Give the data again, word for word.

** begin **

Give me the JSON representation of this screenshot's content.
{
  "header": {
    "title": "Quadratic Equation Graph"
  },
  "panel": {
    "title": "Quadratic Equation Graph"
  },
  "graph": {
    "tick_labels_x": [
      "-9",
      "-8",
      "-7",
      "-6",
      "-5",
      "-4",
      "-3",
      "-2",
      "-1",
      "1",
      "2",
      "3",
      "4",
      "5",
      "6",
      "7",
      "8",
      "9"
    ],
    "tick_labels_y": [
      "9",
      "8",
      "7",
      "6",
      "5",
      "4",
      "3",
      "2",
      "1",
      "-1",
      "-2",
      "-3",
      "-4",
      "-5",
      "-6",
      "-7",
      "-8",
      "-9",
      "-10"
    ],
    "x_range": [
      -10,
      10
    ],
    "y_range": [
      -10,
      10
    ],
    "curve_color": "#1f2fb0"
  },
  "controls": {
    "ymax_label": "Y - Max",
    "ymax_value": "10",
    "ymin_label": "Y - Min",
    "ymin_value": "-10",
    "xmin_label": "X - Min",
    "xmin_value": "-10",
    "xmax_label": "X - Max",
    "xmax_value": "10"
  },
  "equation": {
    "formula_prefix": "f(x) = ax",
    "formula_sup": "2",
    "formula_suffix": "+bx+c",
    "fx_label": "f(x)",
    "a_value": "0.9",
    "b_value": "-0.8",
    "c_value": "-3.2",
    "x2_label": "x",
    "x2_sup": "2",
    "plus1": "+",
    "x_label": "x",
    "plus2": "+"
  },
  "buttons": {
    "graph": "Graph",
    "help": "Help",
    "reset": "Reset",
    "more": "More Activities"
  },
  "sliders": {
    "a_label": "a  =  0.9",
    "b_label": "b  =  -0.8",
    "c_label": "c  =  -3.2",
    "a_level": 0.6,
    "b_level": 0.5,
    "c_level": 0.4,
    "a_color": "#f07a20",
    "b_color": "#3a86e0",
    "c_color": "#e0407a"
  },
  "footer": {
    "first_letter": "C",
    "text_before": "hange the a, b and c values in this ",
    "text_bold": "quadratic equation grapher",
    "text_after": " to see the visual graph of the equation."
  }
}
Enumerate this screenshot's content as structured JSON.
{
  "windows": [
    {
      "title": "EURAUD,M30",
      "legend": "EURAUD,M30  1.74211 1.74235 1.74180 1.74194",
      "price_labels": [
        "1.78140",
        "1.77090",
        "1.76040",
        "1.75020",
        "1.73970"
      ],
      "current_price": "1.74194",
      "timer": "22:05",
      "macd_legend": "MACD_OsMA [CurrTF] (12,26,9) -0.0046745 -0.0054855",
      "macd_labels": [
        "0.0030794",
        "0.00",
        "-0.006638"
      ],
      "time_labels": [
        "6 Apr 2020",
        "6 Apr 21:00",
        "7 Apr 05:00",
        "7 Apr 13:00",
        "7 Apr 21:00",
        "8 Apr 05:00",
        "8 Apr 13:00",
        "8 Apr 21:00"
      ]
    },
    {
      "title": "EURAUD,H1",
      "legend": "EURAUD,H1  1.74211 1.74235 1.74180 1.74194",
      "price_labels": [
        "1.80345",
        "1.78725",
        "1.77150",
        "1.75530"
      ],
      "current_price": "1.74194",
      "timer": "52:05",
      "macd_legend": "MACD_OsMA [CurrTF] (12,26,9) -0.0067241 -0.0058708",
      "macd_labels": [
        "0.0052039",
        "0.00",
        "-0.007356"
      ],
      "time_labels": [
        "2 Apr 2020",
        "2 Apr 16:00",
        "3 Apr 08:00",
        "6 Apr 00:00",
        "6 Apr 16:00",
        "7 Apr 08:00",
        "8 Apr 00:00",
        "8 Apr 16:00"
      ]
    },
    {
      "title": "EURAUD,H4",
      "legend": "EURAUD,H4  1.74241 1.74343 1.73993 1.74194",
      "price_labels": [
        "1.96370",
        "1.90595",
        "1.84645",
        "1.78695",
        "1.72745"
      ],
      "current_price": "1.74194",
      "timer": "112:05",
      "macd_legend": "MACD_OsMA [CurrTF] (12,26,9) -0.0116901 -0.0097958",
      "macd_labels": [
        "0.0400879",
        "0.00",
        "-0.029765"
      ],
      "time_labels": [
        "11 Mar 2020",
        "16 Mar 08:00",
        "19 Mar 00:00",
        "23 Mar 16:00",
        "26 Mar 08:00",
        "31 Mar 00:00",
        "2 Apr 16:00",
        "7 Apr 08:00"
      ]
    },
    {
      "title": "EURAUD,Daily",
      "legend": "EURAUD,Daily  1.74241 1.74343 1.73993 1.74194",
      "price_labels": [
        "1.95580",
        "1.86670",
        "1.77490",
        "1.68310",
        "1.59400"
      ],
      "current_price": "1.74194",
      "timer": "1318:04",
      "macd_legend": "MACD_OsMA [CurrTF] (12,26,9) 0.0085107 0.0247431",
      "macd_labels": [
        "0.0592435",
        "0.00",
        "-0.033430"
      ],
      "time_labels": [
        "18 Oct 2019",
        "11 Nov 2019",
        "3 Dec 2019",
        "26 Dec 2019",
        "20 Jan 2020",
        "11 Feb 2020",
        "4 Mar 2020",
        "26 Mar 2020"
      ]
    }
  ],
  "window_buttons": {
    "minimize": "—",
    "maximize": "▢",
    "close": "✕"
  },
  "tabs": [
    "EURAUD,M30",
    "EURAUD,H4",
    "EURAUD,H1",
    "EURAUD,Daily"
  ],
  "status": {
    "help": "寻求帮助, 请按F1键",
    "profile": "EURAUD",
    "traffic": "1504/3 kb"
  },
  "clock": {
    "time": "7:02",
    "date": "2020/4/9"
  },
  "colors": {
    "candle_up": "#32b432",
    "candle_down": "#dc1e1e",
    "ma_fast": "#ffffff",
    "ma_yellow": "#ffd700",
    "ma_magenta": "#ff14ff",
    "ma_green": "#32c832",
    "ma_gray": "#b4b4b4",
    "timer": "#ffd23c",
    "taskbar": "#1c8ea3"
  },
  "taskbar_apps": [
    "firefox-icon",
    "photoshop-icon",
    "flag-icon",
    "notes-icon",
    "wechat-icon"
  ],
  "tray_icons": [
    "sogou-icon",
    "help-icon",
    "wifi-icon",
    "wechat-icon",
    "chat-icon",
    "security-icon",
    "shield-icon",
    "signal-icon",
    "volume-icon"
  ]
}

** end **

- **Output for this exercise**:
Give me the JSON representation of this screenshot's content.
{
  "header": {
    "title": "Quadratic Equation Graph"
  },
  "panel": {
    "title": "Quadratic Equation Graph"
  },
  "graph": {
    "tick_labels_x": [
      "-9",
      "-8",
      "-7",
      "-6",
      "-5",
      "-4",
      "-3",
      "-2",
      "-1",
      "1",
      "2",
      "3",
      "4",
      "5",
      "6",
      "7",
      "8",
      "9"
    ],
    "tick_labels_y": [
      "9",
      "8",
      "7",
      "6",
      "5",
      "4",
      "3",
      "2",
      "1",
      "-1",
      "-2",
      "-3",
      "-4",
      "-5",
      "-6",
      "-7",
      "-8",
      "-9",
      "-10"
    ],
    "x_range": [
      -10,
      10
    ],
    "y_range": [
      -10,
      10
    ],
    "curve_color": "#1f2fb0"
  },
  "controls": {
    "ymax_label": "Y - Max",
    "ymax_value": "10",
    "ymin_label": "Y - Min",
    "ymin_value": "-10",
    "xmin_label": "X - Min",
    "xmin_value": "-10",
    "xmax_label": "X - Max",
    "xmax_value": "10"
  },
  "equation": {
    "formula_prefix": "f(x) = ax",
    "formula_sup": "2",
    "formula_suffix": "+bx+c",
    "fx_label": "f(x)",
    "a_value": "0.9",
    "b_value": "-0.8",
    "c_value": "-3.2",
    "x2_label": "x",
    "x2_sup": "2",
    "plus1": "+",
    "x_label": "x",
    "plus2": "+"
  },
  "buttons": {
    "graph": "Graph",
    "help": "Help",
    "reset": "Reset",
    "more": "More Activities"
  },
  "sliders": {
    "a_label": "a  =  0.9",
    "b_label": "b  =  -0.8",
    "c_label": "c  =  -3.2",
    "a_level": 0.6,
    "b_level": 0.5,
    "c_level": 0.4,
    "a_color": "#f07a20",
    "b_color": "#3a86e0",
    "c_color": "#e0407a"
  },
  "footer": {
    "first_letter": "C",
    "text_before": "hange the a, b and c values in this ",
    "text_bold": "quadratic equation grapher",
    "text_after": " to see the visual graph of the equation."
  }
}
Enumerate this screenshot's content as structured JSON.
{
  "windows": [
    {
      "title": "EURAUD,M30",
      "legend": "EURAUD,M30  1.74211 1.74235 1.74180 1.74194",
      "price_labels": [
        "1.78140",
        "1.77090",
        "1.76040",
        "1.75020",
        "1.73970"
      ],
      "current_price": "1.74194",
      "timer": "22:05",
      "macd_legend": "MACD_OsMA [CurrTF] (12,26,9) -0.0046745 -0.0054855",
      "macd_labels": [
        "0.0030794",
        "0.00",
        "-0.006638"
      ],
      "time_labels": [
        "6 Apr 2020",
        "6 Apr 21:00",
        "7 Apr 05:00",
        "7 Apr 13:00",
        "7 Apr 21:00",
        "8 Apr 05:00",
        "8 Apr 13:00",
        "8 Apr 21:00"
      ]
    },
    {
      "title": "EURAUD,H1",
      "legend": "EURAUD,H1  1.74211 1.74235 1.74180 1.74194",
      "price_labels": [
        "1.80345",
        "1.78725",
        "1.77150",
        "1.75530"
      ],
      "current_price": "1.74194",
      "timer": "52:05",
      "macd_legend": "MACD_OsMA [CurrTF] (12,26,9) -0.0067241 -0.0058708",
      "macd_labels": [
        "0.0052039",
        "0.00",
        "-0.007356"
      ],
      "time_labels": [
        "2 Apr 2020",
        "2 Apr 16:00",
        "3 Apr 08:00",
        "6 Apr 00:00",
        "6 Apr 16:00",
        "7 Apr 08:00",
        "8 Apr 00:00",
        "8 Apr 16:00"
      ]
    },
    {
      "title": "EURAUD,H4",
      "legend": "EURAUD,H4  1.74241 1.74343 1.73993 1.74194",
      "price_labels": [
        "1.96370",
        "1.90595",
        "1.84645",
        "1.78695",
        "1.72745"
      ],
      "current_price": "1.74194",
      "timer": "112:05",
      "macd_legend": "MACD_OsMA [CurrTF] (12,26,9) -0.0116901 -0.0097958",
      "macd_labels": [
        "0.0400879",
        "0.00",
        "-0.029765"
      ],
      "time_labels": [
        "11 Mar 2020",
        "16 Mar 08:00",
        "19 Mar 00:00",
        "23 Mar 16:00",
        "26 Mar 08:00",
        "31 Mar 00:00",
        "2 Apr 16:00",
        "7 Apr 08:00"
      ]
    },
    {
      "title": "EURAUD,Daily",
      "legend": "EURAUD,Daily  1.74241 1.74343 1.73993 1.74194",
      "price_labels": [
        "1.95580",
        "1.86670",
        "1.77490",
        "1.68310",
        "1.59400"
      ],
      "current_price": "1.74194",
      "timer": "1318:04",
      "macd_legend": "MACD_OsMA [CurrTF] (12,26,9) 0.0085107 0.0247431",
      "macd_labels": [
        "0.0592435",
        "0.00",
        "-0.033430"
      ],
      "time_labels": [
        "18 Oct 2019",
        "11 Nov 2019",
        "3 Dec 2019",
        "26 Dec 2019",
        "20 Jan 2020",
        "11 Feb 2020",
        "4 Mar 2020",
        "26 Mar 2020"
      ]
    }
  ],
  "window_buttons": {
    "minimize": "—",
    "maximize": "▢",
    "close": "✕"
  },
  "tabs": [
    "EURAUD,M30",
    "EURAUD,H4",
    "EURAUD,H1",
    "EURAUD,Daily"
  ],
  "status": {
    "help": "寻求帮助, 请按F1键",
    "profile": "EURAUD",
    "traffic": "1504/3 kb"
  },
  "clock": {
    "time": "7:02",
    "date": "2020/4/9"
  },
  "colors": {
    "candle_up": "#32b432",
    "candle_down": "#dc1e1e",
    "ma_fast": "#ffffff",
    "ma_yellow": "#ffd700",
    "ma_magenta": "#ff14ff",
    "ma_green": "#32c832",
    "ma_gray": "#b4b4b4",
    "timer": "#ffd23c",
    "taskbar": "#1c8ea3"
  },
  "taskbar_apps": [
    "firefox-icon",
    "photoshop-icon",
    "flag-icon",
    "notes-icon",
    "wechat-icon"
  ],
  "tray_icons": [
    "sogou-icon",
    "help-icon",
    "wifi-icon",
    "wechat-icon",
    "chat-icon",
    "security-icon",
    "shield-icon",
    "signal-icon",
    "volume-icon"
  ]
}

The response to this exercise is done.